[TASK DIRECTIONS]: Scan the entries below for the word "structured". Copy each line that has it.

>> BEGIN RAW DATA

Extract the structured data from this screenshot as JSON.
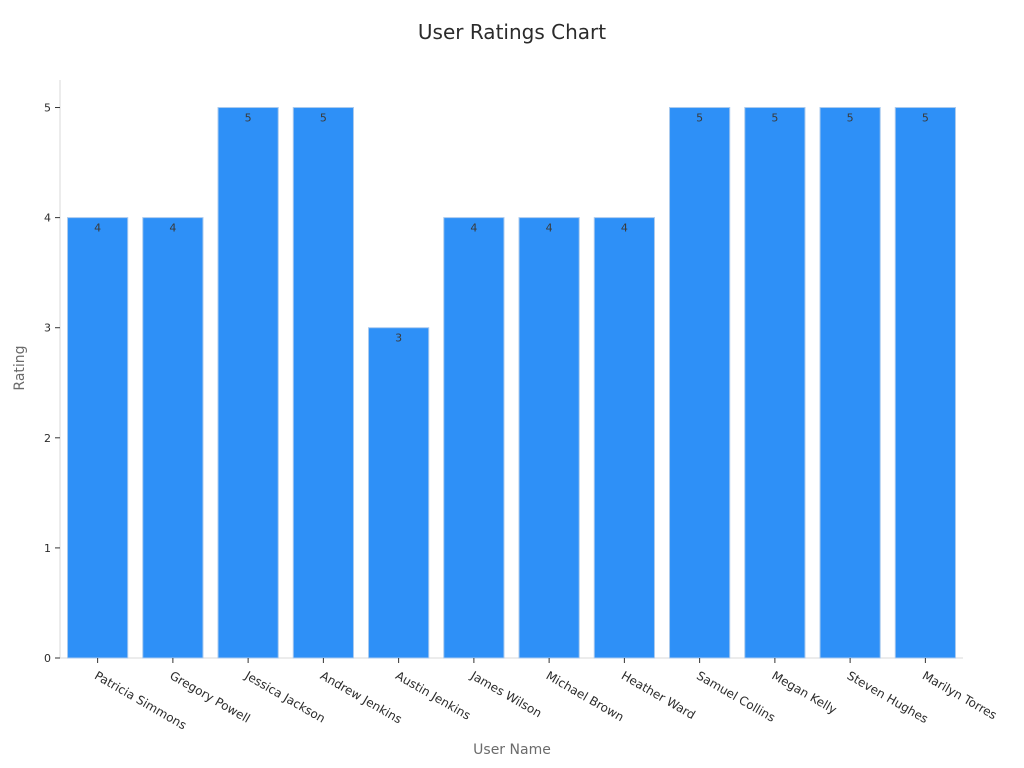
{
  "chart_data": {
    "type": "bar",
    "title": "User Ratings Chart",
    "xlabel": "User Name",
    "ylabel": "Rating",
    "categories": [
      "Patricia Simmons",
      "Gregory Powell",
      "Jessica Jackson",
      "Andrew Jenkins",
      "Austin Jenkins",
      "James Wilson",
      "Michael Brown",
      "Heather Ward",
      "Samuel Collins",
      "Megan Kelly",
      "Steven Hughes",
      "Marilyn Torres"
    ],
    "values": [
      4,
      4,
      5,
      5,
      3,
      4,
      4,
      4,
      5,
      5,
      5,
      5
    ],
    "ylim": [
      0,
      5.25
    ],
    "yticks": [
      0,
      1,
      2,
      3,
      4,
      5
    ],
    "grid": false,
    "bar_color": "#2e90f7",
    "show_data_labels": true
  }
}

>> END RAW DATA
>> BEGIN RAW DATA

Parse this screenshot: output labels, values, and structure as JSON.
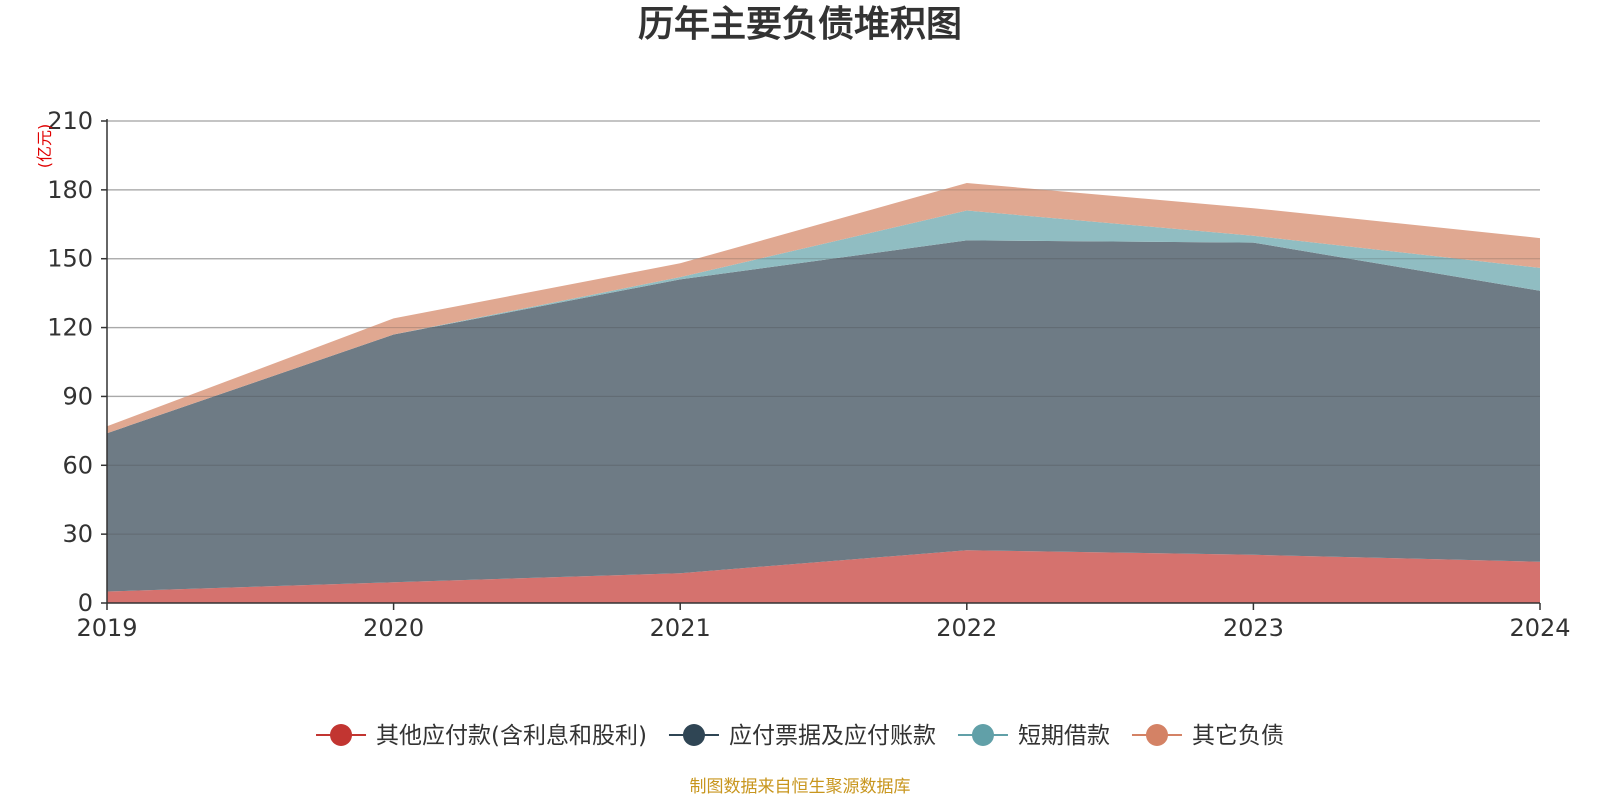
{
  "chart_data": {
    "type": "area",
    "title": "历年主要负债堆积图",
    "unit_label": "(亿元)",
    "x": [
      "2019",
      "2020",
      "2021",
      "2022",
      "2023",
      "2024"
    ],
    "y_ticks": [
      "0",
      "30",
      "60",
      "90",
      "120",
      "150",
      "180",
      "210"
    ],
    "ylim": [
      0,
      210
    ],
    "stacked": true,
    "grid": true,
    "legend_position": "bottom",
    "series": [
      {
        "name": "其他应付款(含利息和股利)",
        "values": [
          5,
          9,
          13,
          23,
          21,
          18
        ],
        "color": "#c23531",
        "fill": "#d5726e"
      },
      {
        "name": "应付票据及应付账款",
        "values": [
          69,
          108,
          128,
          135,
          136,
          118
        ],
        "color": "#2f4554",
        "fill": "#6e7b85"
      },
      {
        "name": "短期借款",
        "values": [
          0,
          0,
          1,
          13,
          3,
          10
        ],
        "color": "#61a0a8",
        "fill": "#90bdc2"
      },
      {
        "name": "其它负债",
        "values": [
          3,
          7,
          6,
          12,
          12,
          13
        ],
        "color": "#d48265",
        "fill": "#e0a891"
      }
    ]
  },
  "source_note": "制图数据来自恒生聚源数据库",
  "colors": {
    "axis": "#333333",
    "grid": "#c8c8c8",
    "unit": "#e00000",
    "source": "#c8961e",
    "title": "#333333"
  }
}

>> END RAW DATA
>> BEGIN RAW DATA

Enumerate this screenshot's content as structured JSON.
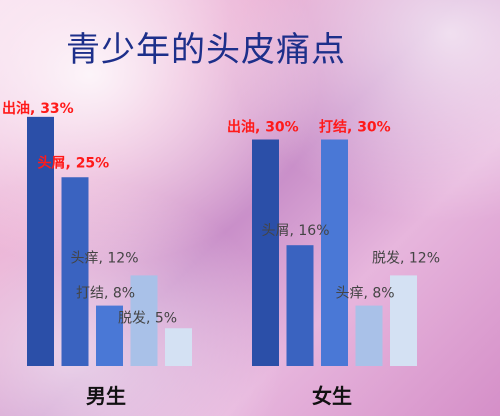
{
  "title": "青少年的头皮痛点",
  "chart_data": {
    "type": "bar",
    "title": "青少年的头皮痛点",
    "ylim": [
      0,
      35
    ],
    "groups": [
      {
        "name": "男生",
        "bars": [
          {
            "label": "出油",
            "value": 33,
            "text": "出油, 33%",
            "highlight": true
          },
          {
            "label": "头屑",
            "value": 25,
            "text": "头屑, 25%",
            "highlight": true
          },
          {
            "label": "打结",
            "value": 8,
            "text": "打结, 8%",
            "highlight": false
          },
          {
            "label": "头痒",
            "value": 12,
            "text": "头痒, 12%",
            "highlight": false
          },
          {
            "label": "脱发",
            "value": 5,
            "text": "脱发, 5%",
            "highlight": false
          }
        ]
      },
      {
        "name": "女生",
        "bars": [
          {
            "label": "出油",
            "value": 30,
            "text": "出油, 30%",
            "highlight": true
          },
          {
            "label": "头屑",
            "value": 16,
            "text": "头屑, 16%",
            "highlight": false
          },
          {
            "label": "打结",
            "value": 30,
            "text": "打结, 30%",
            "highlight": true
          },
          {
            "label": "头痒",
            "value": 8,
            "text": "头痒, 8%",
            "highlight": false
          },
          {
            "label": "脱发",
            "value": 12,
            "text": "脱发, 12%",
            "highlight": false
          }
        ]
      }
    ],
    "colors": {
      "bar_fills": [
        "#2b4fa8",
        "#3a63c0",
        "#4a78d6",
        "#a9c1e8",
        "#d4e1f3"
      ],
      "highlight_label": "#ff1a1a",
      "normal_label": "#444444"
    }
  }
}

>> END RAW DATA

[SOLUTION FOR THIS TASK]:
Extract the structured data from this screenshot as JSON.
Enumerate this screenshot's content as structured JSON.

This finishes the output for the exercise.